Exhibit 4.2
FIRST SUPPLEMENTAL INDENTURE
FIRST SUPPLEMENTAL INDENTURE (this “First Supplemental Indenture”) dated as of November 1, 2025, among Qnity Electronics, Inc., a Delaware corporation (the “Company”), each Subsidiary of the Company listed on the signature pages hereto (collectively, the “U.S. Subsidiary Guarantors”) and U.S. BANK TRUST COMPANY, NATIONAL ASSOCIATION, a national banking association, as trustee (in such capacity, the “Trustee”) and as collateral agent (in such capacity, the “Notes Collateral Agent”) under this Indenture referred to below. Capitalized but undefined terms used herein shall have the meanings ascribed to them under the Indenture.
W I T N E S S E T H :
WHEREAS the Company, the Trustee and the Notes Collateral Agent entered into an Indenture (the “Indenture”) dated as of August 15, 2025, providing for the issuance of the Company’s 5.750% Senior Secured Notes due 2032 (the “Notes”);
WHEREAS Section 4.11 of this Indenture provides that under certain circumstances the Company is required to cause each U.S. Subsidiary Guarantor to execute and deliver to the Trustee a supplemental indenture pursuant to which such U.S. Subsidiary Guarantor shall unconditionally guarantee all the Company’s obligations under the Notes pursuant to a supplemental indenture on the terms and conditions set forth herein and in this Indenture;
WHEREAS pursuant to Section 9.01(a)(iv) of this Indenture, the Trustee, the Notes Collateral Agent and the Company are authorized to execute and deliver this First Supplemental Indenture; and
WHEREAS part of the Collateral securing the Notes consist of pledges over 100% of the Equity Interests issued by the Korean Pledgees by the Grantors;
NOW THEREFORE, in consideration of the foregoing and for other good and valuable consideration, the receipt of which is hereby acknowledged, each U.S. Subsidiary Guarantor, the Company, the Trustee and the Notes Collateral Agent mutually covenant and agree for the equal and ratable benefit of the Holders as follows:
1. Agreement to Guarantee. Each U.S. Subsidiary Guarantor hereby agrees, jointly and severally with all the existing Subsidiary Guarantors, to unconditionally guarantee the Company’s obligations under the Notes on the terms and subject to the conditions set forth in Article 10 of this Indenture and to be bound by all other applicable provisions of this Indenture and the Notes.
2. Parallel Liabilities.
(i) The Company, each Subsidiary Guarantor and each Grantor (each a “Notes Party” and together the “Notes Parties”) irrevocably and unconditionally undertakes to pay to the Notes Collateral Agent an amount equal to the aggregate amount of its Corresponding Liabilities (as these may exist from time to time).
┄┄┄┄┄┄┄┄┄┄
▸ Work task A
Update the part of the supplemental indenture that opens with the words containing "(i) The Company, each" and closes with "time to time).", replacing "Corresponding Liabilities" with "Parallel Debt".
▸ Work task B
State whether each statement agrees with the supplemental indenture, answering yes or no and quoting its deciding words: (i) the Indenture was dated as of August 15, 2025; (ii) the Notes bear interest at 6.750%; (iii) U.S. Bank Trust Company is a state banking association.
┄┄┄┄┄┄┄┄┄┄
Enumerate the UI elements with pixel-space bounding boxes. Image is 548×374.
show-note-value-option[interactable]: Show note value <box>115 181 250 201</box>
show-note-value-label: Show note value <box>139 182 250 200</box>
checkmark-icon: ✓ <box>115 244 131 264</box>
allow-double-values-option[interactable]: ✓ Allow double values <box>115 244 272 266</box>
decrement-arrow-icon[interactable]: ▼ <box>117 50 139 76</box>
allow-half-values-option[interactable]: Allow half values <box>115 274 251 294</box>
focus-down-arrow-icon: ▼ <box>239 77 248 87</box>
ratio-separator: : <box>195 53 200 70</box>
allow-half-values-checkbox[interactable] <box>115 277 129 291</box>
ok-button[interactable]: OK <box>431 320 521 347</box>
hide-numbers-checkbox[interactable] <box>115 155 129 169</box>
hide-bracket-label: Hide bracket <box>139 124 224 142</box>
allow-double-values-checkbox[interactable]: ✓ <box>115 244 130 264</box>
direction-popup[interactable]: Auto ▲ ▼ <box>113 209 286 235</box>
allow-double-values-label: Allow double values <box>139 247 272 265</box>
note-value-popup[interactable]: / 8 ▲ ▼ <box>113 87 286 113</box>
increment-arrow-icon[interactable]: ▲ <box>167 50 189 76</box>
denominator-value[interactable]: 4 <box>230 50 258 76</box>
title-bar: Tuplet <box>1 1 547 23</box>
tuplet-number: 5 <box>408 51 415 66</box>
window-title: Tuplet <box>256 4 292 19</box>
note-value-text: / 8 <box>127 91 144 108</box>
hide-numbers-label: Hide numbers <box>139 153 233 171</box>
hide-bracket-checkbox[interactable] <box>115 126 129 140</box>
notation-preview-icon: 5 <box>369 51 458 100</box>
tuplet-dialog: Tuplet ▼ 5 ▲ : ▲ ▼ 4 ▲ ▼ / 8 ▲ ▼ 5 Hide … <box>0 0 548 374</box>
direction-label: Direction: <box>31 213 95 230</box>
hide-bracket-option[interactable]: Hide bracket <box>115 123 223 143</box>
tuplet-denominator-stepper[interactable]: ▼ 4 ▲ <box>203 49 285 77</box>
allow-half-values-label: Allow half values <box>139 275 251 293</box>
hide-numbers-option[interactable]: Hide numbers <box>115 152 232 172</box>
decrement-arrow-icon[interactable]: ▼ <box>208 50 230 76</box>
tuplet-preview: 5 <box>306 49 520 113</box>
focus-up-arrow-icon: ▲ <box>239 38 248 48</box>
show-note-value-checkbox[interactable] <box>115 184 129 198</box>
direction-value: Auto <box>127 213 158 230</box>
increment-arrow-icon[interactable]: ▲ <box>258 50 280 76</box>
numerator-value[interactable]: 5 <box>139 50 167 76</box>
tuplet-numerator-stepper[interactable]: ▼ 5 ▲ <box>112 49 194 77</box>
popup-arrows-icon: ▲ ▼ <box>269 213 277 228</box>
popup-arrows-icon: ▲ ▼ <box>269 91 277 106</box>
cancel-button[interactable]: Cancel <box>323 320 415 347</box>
┄┄┄┄┄┄┄┄┄┄
▸ Final answer A
(i) The Company, each Subsidiary Guarantor and each Grantor (each a “Notes Party” and together the “Notes Parties”) irrevocably and unconditionally undertakes to pay to the Notes Collateral Agent an amount equal to the aggregate amount of its Parallel Debt (as these may exist from time to time).

▸ Final answer B
(i) Yes: "dated as of August 15, 2025"
(ii) No: "5.750% Senior Secured Notes due 2032"
(iii) No: "a national banking association"